● **Aim**:
Exactly as they appear, output all of the records. Skip any images.

● **Raw records**:

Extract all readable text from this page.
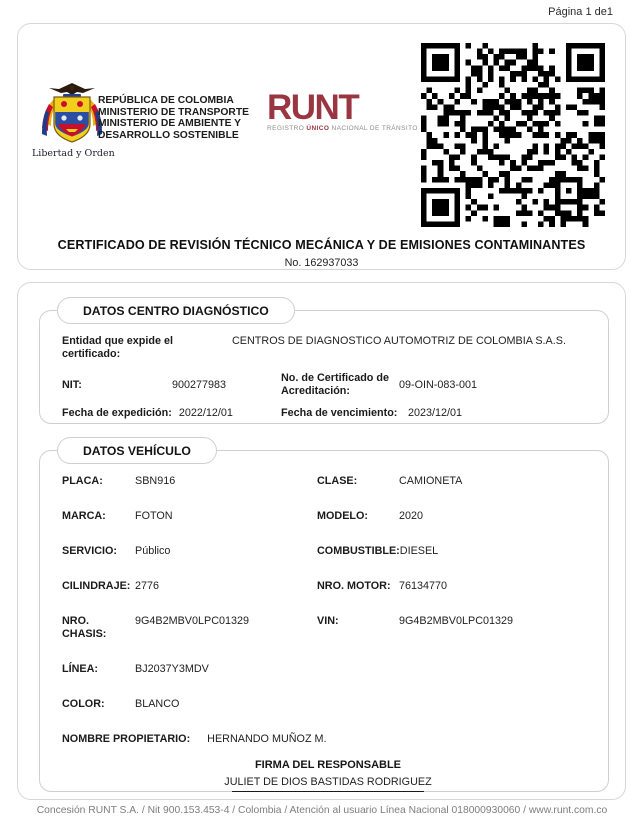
Página 1 de1
Libertad y Orden
REPÚBLICA DE COLOMBIA
MINISTERIO DE TRANSPORTE
MINISTERIO DE AMBIENTE Y
DESARROLLO SOSTENIBLE
RUNT
REGISTRO ÚNICO NACIONAL DE TRÁNSITO
CERTIFICADO DE REVISIÓN TÉCNICO MECÁNICA Y DE EMISIONES CONTAMINANTES
No. 162937033
DATOS CENTRO DIAGNÓSTICO
Entidad que expide el certificado:
CENTROS DE DIAGNOSTICO AUTOMOTRIZ DE COLOMBIA S.A.S.
NIT:	900277983
No. de Certificado de Acreditación:
09-OIN-083-001
Fecha de expedición: 2022/12/01	Fecha de vencimiento: 2023/12/01
DATOS VEHÍCULO
PLACA:	SBN916	CLASE:	CAMIONETA
MARCA:	FOTON	MODELO:	2020
SERVICIO:	Público	COMBUSTIBLE: DIESEL
CILINDRAJE: 2776	NRO. MOTOR: 76134770
NRO. CHASIS:
9G4B2MBV0LPC01329	VIN:	9G4B2MBV0LPC01329
LÍNEA:	BJ2037Y3MDV
COLOR:	BLANCO
NOMBRE PROPIETARIO: HERNANDO MUÑOZ M.
FIRMA DEL RESPONSABLE
JULIET DE DIOS BASTIDAS RODRIGUEZ
Concesión RUNT S.A. / Nit 900.153.453-4 / Colombia / Atención al usuario Línea Nacional 018000930060 / www.runt.com.co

● **The result**:
Extract all readable text from this page.
Página 1 de1
Libertad y Orden
REPÚBLICA DE COLOMBIA
MINISTERIO DE TRANSPORTE
MINISTERIO DE AMBIENTE Y
DESARROLLO SOSTENIBLE
RUNT
REGISTRO ÚNICO NACIONAL DE TRÁNSITO
CERTIFICADO DE REVISIÓN TÉCNICO MECÁNICA Y DE EMISIONES CONTAMINANTES
No. 162937033
DATOS CENTRO DIAGNÓSTICO
Entidad que expide el certificado:
CENTROS DE DIAGNOSTICO AUTOMOTRIZ DE COLOMBIA S.A.S.
NIT:	900277983
No. de Certificado de Acreditación:
09-OIN-083-001
Fecha de expedición: 2022/12/01	Fecha de vencimiento: 2023/12/01
DATOS VEHÍCULO
PLACA:	SBN916	CLASE:	CAMIONETA
MARCA:	FOTON	MODELO:	2020
SERVICIO:	Público	COMBUSTIBLE: DIESEL
CILINDRAJE: 2776	NRO. MOTOR: 76134770
NRO. CHASIS:
9G4B2MBV0LPC01329	VIN:	9G4B2MBV0LPC01329
LÍNEA:	BJ2037Y3MDV
COLOR:	BLANCO
NOMBRE PROPIETARIO: HERNANDO MUÑOZ M.
FIRMA DEL RESPONSABLE
JULIET DE DIOS BASTIDAS RODRIGUEZ
Concesión RUNT S.A. / Nit 900.153.453-4 / Colombia / Atención al usuario Línea Nacional 018000930060 / www.runt.com.co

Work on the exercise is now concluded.